*Goal*: Collect each line of the entries that holds the string "from".

*Given records*:
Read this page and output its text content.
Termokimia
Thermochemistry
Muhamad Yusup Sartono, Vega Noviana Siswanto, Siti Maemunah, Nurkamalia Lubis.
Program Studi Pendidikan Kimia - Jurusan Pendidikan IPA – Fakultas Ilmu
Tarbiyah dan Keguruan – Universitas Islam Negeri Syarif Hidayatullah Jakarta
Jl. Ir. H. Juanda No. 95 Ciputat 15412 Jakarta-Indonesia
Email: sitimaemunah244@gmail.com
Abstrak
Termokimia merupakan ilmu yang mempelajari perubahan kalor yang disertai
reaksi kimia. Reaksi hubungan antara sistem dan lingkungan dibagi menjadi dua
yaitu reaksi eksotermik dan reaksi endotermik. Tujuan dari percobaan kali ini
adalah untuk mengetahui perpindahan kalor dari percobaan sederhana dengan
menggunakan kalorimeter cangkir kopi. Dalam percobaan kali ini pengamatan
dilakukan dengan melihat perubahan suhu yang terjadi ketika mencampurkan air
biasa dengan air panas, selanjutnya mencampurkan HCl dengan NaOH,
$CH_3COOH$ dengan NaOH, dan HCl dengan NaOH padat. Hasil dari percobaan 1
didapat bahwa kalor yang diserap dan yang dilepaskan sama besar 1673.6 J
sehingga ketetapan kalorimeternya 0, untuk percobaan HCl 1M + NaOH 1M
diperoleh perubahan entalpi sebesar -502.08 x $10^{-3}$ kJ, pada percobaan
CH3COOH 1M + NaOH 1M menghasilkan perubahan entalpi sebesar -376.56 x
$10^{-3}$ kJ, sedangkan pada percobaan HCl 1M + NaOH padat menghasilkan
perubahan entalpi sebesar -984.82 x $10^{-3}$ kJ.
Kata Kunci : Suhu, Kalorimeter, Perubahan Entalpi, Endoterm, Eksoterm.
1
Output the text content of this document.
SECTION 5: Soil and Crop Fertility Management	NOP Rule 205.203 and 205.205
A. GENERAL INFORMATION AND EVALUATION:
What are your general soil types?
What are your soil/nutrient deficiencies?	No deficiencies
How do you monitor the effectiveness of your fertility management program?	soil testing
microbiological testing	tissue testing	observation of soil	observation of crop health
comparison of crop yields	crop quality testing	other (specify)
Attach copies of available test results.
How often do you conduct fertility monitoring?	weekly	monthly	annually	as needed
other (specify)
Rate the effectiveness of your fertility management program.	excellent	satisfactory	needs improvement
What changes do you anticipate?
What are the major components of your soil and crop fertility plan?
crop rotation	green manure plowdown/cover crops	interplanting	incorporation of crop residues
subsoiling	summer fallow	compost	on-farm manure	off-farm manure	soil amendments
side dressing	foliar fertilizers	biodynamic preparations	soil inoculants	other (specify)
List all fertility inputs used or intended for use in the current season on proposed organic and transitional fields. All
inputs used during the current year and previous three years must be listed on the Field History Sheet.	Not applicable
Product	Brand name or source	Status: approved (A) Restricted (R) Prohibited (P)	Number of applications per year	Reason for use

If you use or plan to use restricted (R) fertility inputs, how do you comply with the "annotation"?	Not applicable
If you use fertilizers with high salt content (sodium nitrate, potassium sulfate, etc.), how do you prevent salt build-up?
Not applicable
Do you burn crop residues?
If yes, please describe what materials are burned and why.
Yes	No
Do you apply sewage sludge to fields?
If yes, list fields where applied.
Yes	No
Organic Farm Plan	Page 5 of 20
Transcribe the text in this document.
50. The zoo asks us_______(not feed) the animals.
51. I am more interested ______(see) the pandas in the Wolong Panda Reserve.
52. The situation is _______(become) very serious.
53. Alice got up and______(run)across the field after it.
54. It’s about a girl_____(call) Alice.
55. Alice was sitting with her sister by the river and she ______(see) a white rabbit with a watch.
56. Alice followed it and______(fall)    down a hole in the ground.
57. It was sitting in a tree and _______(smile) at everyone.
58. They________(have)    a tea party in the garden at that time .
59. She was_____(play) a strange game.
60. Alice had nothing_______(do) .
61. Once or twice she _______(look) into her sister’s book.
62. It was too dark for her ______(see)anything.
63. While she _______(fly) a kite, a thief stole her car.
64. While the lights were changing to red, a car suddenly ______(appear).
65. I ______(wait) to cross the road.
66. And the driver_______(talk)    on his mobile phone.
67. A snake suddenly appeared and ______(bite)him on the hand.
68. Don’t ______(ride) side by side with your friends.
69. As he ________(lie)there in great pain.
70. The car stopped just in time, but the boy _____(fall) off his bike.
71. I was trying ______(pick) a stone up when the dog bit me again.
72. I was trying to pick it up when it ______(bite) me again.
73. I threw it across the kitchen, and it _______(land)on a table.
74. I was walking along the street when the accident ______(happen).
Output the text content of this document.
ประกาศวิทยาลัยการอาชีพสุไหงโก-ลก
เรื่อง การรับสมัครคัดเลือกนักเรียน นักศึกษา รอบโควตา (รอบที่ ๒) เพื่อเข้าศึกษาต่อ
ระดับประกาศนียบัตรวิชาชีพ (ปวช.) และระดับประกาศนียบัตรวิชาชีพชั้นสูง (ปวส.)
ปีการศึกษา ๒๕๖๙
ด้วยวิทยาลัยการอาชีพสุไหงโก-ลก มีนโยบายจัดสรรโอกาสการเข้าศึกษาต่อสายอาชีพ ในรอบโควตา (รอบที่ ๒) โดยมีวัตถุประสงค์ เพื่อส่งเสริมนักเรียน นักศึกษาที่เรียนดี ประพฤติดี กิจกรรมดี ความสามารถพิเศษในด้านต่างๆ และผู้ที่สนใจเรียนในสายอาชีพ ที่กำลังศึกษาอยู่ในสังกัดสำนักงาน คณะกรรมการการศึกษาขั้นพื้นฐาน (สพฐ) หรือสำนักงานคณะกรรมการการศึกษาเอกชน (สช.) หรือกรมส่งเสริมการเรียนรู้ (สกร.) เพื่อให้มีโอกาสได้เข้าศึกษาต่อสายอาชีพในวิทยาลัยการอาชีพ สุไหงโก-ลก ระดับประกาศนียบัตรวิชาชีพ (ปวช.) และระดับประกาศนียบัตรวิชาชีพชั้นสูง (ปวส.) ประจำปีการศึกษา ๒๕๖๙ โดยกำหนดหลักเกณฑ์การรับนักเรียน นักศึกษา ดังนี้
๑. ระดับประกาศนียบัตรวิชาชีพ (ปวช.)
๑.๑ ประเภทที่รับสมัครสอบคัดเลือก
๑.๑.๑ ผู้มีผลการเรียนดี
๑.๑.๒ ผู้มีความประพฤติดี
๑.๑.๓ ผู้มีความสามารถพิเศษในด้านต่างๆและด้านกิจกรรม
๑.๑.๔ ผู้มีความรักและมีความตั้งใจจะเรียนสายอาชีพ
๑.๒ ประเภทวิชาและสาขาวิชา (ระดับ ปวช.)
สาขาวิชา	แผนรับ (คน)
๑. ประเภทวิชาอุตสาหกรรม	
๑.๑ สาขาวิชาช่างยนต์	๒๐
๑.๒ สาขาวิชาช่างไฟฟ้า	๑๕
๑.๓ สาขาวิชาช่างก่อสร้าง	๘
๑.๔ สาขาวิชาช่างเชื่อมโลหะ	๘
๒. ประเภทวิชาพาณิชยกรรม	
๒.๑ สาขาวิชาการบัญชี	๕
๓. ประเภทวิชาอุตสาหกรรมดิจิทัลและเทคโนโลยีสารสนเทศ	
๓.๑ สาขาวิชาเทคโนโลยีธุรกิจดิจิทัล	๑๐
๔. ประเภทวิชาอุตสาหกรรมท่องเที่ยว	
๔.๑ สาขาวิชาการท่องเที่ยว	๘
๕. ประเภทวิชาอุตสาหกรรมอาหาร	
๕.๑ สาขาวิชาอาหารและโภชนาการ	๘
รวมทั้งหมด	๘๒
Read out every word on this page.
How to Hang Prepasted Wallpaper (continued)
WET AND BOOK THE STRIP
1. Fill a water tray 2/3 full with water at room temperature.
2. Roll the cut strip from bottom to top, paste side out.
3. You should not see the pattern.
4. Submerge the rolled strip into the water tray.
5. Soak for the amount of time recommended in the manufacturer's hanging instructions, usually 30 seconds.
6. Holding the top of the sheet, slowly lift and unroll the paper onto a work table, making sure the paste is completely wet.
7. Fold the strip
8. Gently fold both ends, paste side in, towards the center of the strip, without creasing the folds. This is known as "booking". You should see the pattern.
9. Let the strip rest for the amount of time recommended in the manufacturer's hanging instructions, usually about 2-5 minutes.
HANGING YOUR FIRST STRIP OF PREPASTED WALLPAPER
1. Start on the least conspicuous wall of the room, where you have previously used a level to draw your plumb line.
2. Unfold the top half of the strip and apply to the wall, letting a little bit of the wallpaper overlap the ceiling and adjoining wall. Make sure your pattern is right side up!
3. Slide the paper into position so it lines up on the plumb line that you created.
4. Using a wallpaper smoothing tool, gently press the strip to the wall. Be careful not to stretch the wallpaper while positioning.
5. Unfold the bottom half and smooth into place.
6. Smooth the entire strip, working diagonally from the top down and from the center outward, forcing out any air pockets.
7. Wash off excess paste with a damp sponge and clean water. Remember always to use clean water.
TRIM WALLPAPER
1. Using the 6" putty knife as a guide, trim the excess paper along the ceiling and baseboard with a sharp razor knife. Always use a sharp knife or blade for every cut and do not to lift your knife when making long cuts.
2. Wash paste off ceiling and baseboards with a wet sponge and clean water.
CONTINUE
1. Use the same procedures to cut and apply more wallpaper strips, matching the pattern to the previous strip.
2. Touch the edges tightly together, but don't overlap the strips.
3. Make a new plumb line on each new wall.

*The answer*:
2. Roll the cut strip from bottom to top, paste side out.
6. Smooth the entire strip, working diagonally from the top down and from the center outward, forcing out any air pockets.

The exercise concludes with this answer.